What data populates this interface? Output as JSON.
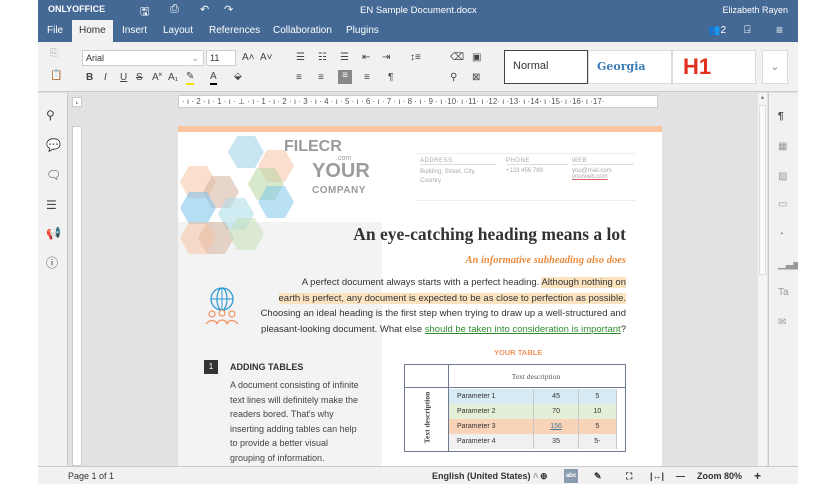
{
  "app": {
    "brand": "ONLYOFFICE",
    "document_title": "EN Sample Document.docx",
    "user": "Elizabeth Rayen",
    "accent": "#446995"
  },
  "tabs": [
    {
      "label": "File"
    },
    {
      "label": "Home"
    },
    {
      "label": "Insert"
    },
    {
      "label": "Layout"
    },
    {
      "label": "References"
    },
    {
      "label": "Collaboration"
    },
    {
      "label": "Plugins"
    }
  ],
  "header": {
    "users_count": "2"
  },
  "toolbar": {
    "font_name": "Arial",
    "font_size": "11",
    "styles": [
      {
        "label": "Normal"
      },
      {
        "label": "Georgia"
      },
      {
        "label": "H1"
      }
    ]
  },
  "ruler": {
    "text": "· ı · 2 · ı · 1 · ı · ⊥ · ı · 1 · ı · 2 · ı · 3 · ı · 4 · ı · 5 · ı · 6 · ı · 7 · ı · 8 · ı · 9 · ı ·10· ı ·11· ı ·12· ı ·13· ı ·14· ı ·15· ı ·16· ı ·17·"
  },
  "document": {
    "watermark": "FILECR",
    "watermark_sub": ".com",
    "logo_line1": "YOUR",
    "logo_line2": "COMPANY",
    "contacts": [
      {
        "label": "ADDRESS",
        "value": "Building, Street, City, Country"
      },
      {
        "label": "PHONE",
        "value": "+123 456 789"
      },
      {
        "label": "WEB",
        "value": "you@mail.com",
        "value2": "yourweb.com"
      }
    ],
    "heading": "An eye-catching heading means a lot",
    "subheading": "An informative subheading also does",
    "para_1": "A perfect document always starts with a perfect heading. ",
    "para_hl1": "Although nothing on",
    "para_hl2": "earth is perfect, any document is expected to be as close to perfection as possible.",
    "para_3": "Choosing an ideal heading is the first step when trying to draw up a well-structured and",
    "para_4a": "pleasant-looking document. What else ",
    "para_4b": "should be taken into consideration is important",
    "para_4c": "?",
    "section_number": "1",
    "section_title": "ADDING TABLES",
    "section_body": "A document consisting of infinite text lines will definitely make the readers bored. That's why inserting adding tables can help to provide a better visual grouping of information.",
    "table_title": "YOUR TABLE",
    "table_header": "Text description",
    "table_side": "Text description",
    "table_rows": [
      {
        "c": [
          "Parameter 1",
          "45",
          "5"
        ],
        "color": "#d6ebf3"
      },
      {
        "c": [
          "Parameter 2",
          "70",
          "10"
        ],
        "color": "#e3efd6"
      },
      {
        "c": [
          "Parameter 3",
          "156",
          "5"
        ],
        "color": "#f9d3b8"
      },
      {
        "c": [
          "Parameter 4",
          "35",
          "5-"
        ],
        "color": "#f0f0f0"
      }
    ]
  },
  "status": {
    "page": "Page 1 of 1",
    "language": "English (United States)",
    "zoom": "Zoom 80%"
  }
}
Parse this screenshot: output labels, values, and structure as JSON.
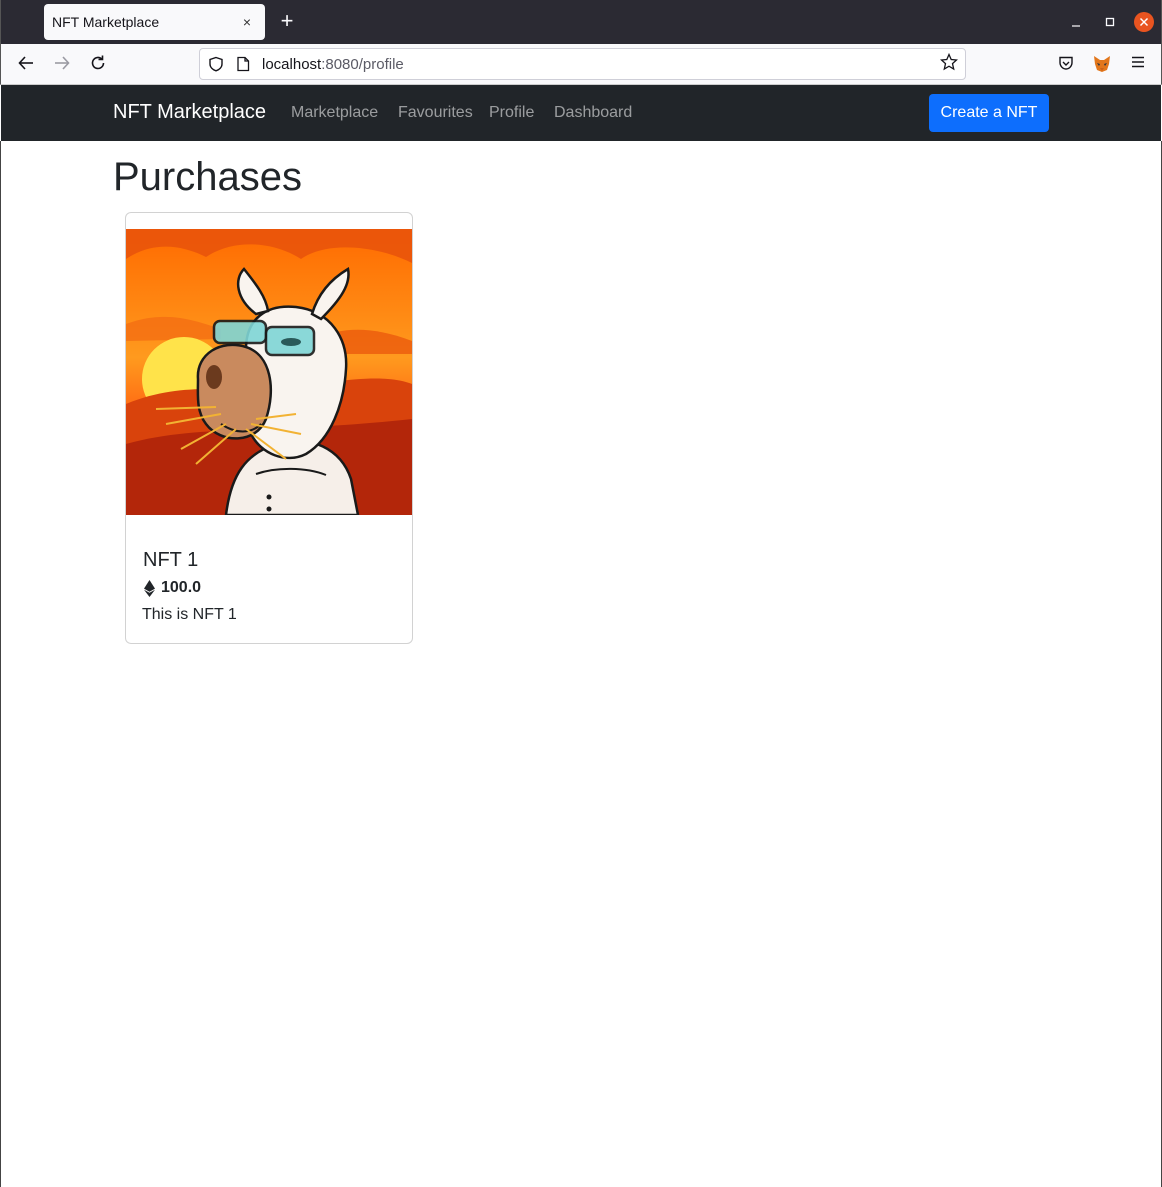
{
  "browser": {
    "tab_title": "NFT Marketplace",
    "tab_close": "×",
    "new_tab": "+",
    "url_host": "localhost",
    "url_rest": ":8080/profile"
  },
  "nav": {
    "brand": "NFT Marketplace",
    "links": [
      "Marketplace",
      "Favourites",
      "Profile",
      "Dashboard"
    ],
    "create_button": "Create a NFT"
  },
  "page": {
    "heading": "Purchases"
  },
  "cards": [
    {
      "title": "NFT 1",
      "price": "100.0",
      "currency_icon": "ethereum-icon",
      "description": "This is NFT 1",
      "image_icon": "llama-nft-artwork"
    }
  ],
  "colors": {
    "navbar_bg": "#212529",
    "primary": "#0d6efd",
    "tab_bar": "#2b2a33",
    "close_button": "#e95420"
  }
}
+ + +
■ Goal:
Retype each line of the listing above word for word. Exclude the pictures.

■ Written response:
What data populates this interface? Output as JSON.
{
  "app": {
    "brand": "ONLYOFFICE",
    "document_title": "EN Sample Document.docx",
    "user": "Elizabeth Rayen",
    "accent": "#446995"
  },
  "tabs": [
    {
      "label": "File"
    },
    {
      "label": "Home"
    },
    {
      "label": "Insert"
    },
    {
      "label": "Layout"
    },
    {
      "label": "References"
    },
    {
      "label": "Collaboration"
    },
    {
      "label": "Plugins"
    }
  ],
  "header": {
    "users_count": "2"
  },
  "toolbar": {
    "font_name": "Arial",
    "font_size": "11",
    "styles": [
      {
        "label": "Normal"
      },
      {
        "label": "Georgia"
      },
      {
        "label": "H1"
      }
    ]
  },
  "ruler": {
    "text": "· ı · 2 · ı · 1 · ı · ⊥ · ı · 1 · ı · 2 · ı · 3 · ı · 4 · ı · 5 · ı · 6 · ı · 7 · ı · 8 · ı · 9 · ı ·10· ı ·11· ı ·12· ı ·13· ı ·14· ı ·15· ı ·16· ı ·17·"
  },
  "document": {
    "watermark": "FILECR",
    "watermark_sub": ".com",
    "logo_line1": "YOUR",
    "logo_line2": "COMPANY",
    "contacts": [
      {
        "label": "ADDRESS",
        "value": "Building, Street, City, Country"
      },
      {
        "label": "PHONE",
        "value": "+123 456 789"
      },
      {
        "label": "WEB",
        "value": "you@mail.com",
        "value2": "yourweb.com"
      }
    ],
    "heading": "An eye-catching heading means a lot",
    "subheading": "An informative subheading also does",
    "para_1": "A perfect document always starts with a perfect heading. ",
    "para_hl1": "Although nothing on",
    "para_hl2": "earth is perfect, any document is expected to be as close to perfection as possible.",
    "para_3": "Choosing an ideal heading is the first step when trying to draw up a well-structured and",
    "para_4a": "pleasant-looking document. What else ",
    "para_4b": "should be taken into consideration is important",
    "para_4c": "?",
    "section_number": "1",
    "section_title": "ADDING TABLES",
    "section_body": "A document consisting of infinite text lines will definitely make the readers bored. That's why inserting adding tables can help to provide a better visual grouping of information.",
    "table_title": "YOUR TABLE",
    "table_header": "Text description",
    "table_side": "Text description",
    "table_rows": [
      {
        "c": [
          "Parameter 1",
          "45",
          "5"
        ],
        "color": "#d6ebf3"
      },
      {
        "c": [
          "Parameter 2",
          "70",
          "10"
        ],
        "color": "#e3efd6"
      },
      {
        "c": [
          "Parameter 3",
          "156",
          "5"
        ],
        "color": "#f9d3b8"
      },
      {
        "c": [
          "Parameter 4",
          "35",
          "5-"
        ],
        "color": "#f0f0f0"
      }
    ]
  },
  "status": {
    "page": "Page 1 of 1",
    "language": "English (United States)",
    "zoom": "Zoom 80%"
  }
}
Parse this screenshot: output labels, values, and structure as JSON.
{
  "browser": {
    "tab_title": "NFT Marketplace",
    "tab_close": "×",
    "new_tab": "+",
    "url_host": "localhost",
    "url_rest": ":8080/profile"
  },
  "nav": {
    "brand": "NFT Marketplace",
    "links": [
      "Marketplace",
      "Favourites",
      "Profile",
      "Dashboard"
    ],
    "create_button": "Create a NFT"
  },
  "page": {
    "heading": "Purchases"
  },
  "cards": [
    {
      "title": "NFT 1",
      "price": "100.0",
      "currency_icon": "ethereum-icon",
      "description": "This is NFT 1",
      "image_icon": "llama-nft-artwork"
    }
  ],
  "colors": {
    "navbar_bg": "#212529",
    "primary": "#0d6efd",
    "tab_bar": "#2b2a33",
    "close_button": "#e95420"
  }
}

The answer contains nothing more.